▶ **Aim of the task**
Copy out in full every line of the listing below that contains the word "Squares".

▶ **Task material**

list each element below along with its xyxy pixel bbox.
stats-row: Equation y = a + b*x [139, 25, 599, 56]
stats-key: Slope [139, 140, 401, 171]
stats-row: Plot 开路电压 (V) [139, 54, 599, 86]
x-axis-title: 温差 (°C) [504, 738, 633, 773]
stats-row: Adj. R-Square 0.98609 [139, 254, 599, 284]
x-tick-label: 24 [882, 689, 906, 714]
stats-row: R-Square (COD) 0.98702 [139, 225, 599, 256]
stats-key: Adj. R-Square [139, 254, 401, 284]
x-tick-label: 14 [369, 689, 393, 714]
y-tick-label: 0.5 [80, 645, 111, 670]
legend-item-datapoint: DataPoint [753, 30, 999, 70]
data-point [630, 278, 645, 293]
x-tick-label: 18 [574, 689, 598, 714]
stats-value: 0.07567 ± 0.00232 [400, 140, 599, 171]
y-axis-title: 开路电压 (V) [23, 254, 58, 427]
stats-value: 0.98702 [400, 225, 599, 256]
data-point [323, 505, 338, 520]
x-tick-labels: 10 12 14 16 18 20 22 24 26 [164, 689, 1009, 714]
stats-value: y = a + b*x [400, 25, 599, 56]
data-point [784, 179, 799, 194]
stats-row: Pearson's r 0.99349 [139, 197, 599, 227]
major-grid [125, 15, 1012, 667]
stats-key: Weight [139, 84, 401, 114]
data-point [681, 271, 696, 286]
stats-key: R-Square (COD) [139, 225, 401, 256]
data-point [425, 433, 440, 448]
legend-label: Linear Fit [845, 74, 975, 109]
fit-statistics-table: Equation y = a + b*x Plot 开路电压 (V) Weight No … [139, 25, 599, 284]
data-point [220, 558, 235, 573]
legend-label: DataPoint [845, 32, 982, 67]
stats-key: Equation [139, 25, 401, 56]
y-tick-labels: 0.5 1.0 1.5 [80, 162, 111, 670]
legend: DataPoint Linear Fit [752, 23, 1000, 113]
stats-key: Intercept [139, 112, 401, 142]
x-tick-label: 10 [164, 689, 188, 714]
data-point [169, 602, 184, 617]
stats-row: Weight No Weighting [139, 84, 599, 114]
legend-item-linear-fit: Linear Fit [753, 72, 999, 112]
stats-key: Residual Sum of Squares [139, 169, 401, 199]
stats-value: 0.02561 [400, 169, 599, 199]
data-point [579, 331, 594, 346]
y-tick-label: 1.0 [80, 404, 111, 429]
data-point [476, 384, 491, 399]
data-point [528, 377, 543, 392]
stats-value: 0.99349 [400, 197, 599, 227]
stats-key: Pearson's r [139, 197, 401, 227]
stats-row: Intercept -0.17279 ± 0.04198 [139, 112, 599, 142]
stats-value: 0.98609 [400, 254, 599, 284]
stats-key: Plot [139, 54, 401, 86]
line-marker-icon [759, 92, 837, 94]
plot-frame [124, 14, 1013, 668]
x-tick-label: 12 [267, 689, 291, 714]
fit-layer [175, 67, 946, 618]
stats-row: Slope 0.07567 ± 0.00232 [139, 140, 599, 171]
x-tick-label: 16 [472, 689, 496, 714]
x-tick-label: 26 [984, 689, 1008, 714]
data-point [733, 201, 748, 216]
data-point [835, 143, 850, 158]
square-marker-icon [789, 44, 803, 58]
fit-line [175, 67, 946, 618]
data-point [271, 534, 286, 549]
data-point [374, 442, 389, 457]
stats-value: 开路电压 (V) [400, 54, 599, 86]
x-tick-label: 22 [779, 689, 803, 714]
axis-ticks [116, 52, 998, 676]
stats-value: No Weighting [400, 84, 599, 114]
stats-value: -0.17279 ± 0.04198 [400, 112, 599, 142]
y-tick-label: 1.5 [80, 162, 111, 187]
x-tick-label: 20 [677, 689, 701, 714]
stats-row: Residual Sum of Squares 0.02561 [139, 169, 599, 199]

▶ **Solution for this exercise**
stats-key: Residual Sum of Squares [139, 169, 401, 199]
stats-row: Residual Sum of Squares 0.02561 [139, 169, 599, 199]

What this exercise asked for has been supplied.